Direction => Write out the material exactly, with the pictures left out.

-- begin Provided material --

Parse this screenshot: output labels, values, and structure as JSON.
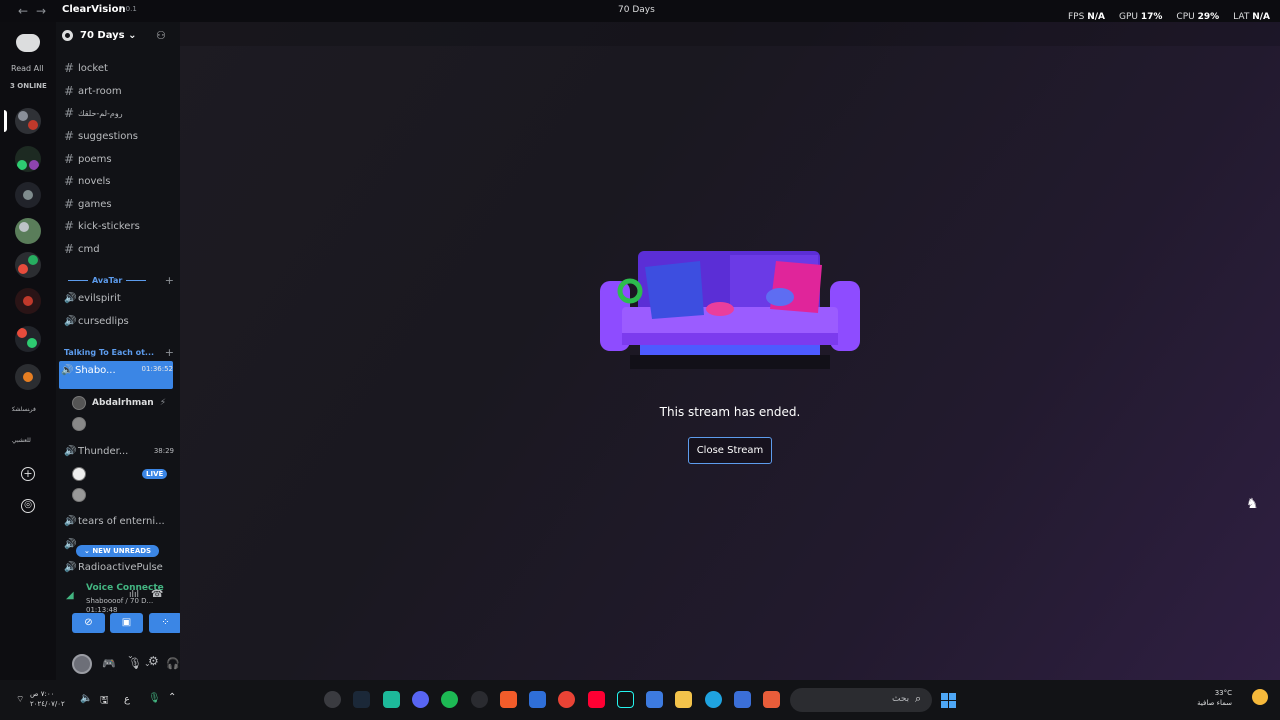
{
  "topbar": {
    "app_name": "ClearVision",
    "app_version": "7.0.1",
    "window_title": "70 Days",
    "fps_label": "FPS",
    "fps_value": "N/A",
    "gpu_label": "GPU",
    "gpu_value": "17%",
    "cpu_label": "CPU",
    "cpu_value": "29%",
    "lat_label": "LAT",
    "lat_value": "N/A"
  },
  "rail": {
    "read_all": "Read All",
    "online": "3 ONLINE",
    "text_a": "ﻓﺮﻨﺴﺎﺸﻜ",
    "text_b": "ﻟﻠﻌﺸﺒﻲ"
  },
  "server": {
    "name": "70 Days"
  },
  "channels": [
    {
      "name": "locket"
    },
    {
      "name": "art-room"
    },
    {
      "name": "روم-لم-حلقك"
    },
    {
      "name": "suggestions"
    },
    {
      "name": "poems"
    },
    {
      "name": "novels"
    },
    {
      "name": "games"
    },
    {
      "name": "kick-stickers"
    },
    {
      "name": "cmd"
    }
  ],
  "categories": {
    "avatar": "AvaTar",
    "talking": "Talking To Each ot..."
  },
  "avatar_voice": [
    {
      "name": "evilspirit"
    },
    {
      "name": "cursedlips"
    }
  ],
  "talking_voice": {
    "active": {
      "name": "Shabo...",
      "timer": "01:36:52"
    },
    "member": "Abdalrhman",
    "thunder": {
      "name": "Thunder...",
      "timer": "38:29"
    },
    "live_badge": "LIVE",
    "tears": "tears of enterni...",
    "radioactive": "RadioactivePulse",
    "new_unreads": "NEW UNREADS"
  },
  "voice_panel": {
    "status": "Voice Connecte",
    "channel": "Shaboooof / 70 D...",
    "time": "01:13:48"
  },
  "main": {
    "ended_text": "This stream has ended.",
    "close_label": "Close Stream"
  },
  "taskbar": {
    "time": "٧:٠٠ ص",
    "date": "٢٠٢٤/٠٧/٠٢",
    "lang": "ع",
    "search_label": "بحث",
    "temp": "33°C",
    "weather": "سماء صافية"
  },
  "colors": {
    "accent": "#3b86e5",
    "voice_green": "#43b581"
  }
}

-- end Provided material --

Output below =>
Parse this screenshot: output labels, values, and structure as JSON.
{
  "topbar": {
    "app_name": "ClearVision",
    "app_version": "7.0.1",
    "window_title": "70 Days",
    "fps_label": "FPS",
    "fps_value": "N/A",
    "gpu_label": "GPU",
    "gpu_value": "17%",
    "cpu_label": "CPU",
    "cpu_value": "29%",
    "lat_label": "LAT",
    "lat_value": "N/A"
  },
  "rail": {
    "read_all": "Read All",
    "online": "3 ONLINE",
    "text_a": "ﻓﺮﻨﺴﺎﺸﻜ",
    "text_b": "ﻟﻠﻌﺸﺒﻲ"
  },
  "server": {
    "name": "70 Days"
  },
  "channels": [
    {
      "name": "locket"
    },
    {
      "name": "art-room"
    },
    {
      "name": "روم-لم-حلقك"
    },
    {
      "name": "suggestions"
    },
    {
      "name": "poems"
    },
    {
      "name": "novels"
    },
    {
      "name": "games"
    },
    {
      "name": "kick-stickers"
    },
    {
      "name": "cmd"
    }
  ],
  "categories": {
    "avatar": "AvaTar",
    "talking": "Talking To Each ot..."
  },
  "avatar_voice": [
    {
      "name": "evilspirit"
    },
    {
      "name": "cursedlips"
    }
  ],
  "talking_voice": {
    "active": {
      "name": "Shabo...",
      "timer": "01:36:52"
    },
    "member": "Abdalrhman",
    "thunder": {
      "name": "Thunder...",
      "timer": "38:29"
    },
    "live_badge": "LIVE",
    "tears": "tears of enterni...",
    "radioactive": "RadioactivePulse",
    "new_unreads": "NEW UNREADS"
  },
  "voice_panel": {
    "status": "Voice Connecte",
    "channel": "Shaboooof / 70 D...",
    "time": "01:13:48"
  },
  "main": {
    "ended_text": "This stream has ended.",
    "close_label": "Close Stream"
  },
  "taskbar": {
    "time": "٧:٠٠ ص",
    "date": "٢٠٢٤/٠٧/٠٢",
    "lang": "ع",
    "search_label": "بحث",
    "temp": "33°C",
    "weather": "سماء صافية"
  },
  "colors": {
    "accent": "#3b86e5",
    "voice_green": "#43b581"
  }
}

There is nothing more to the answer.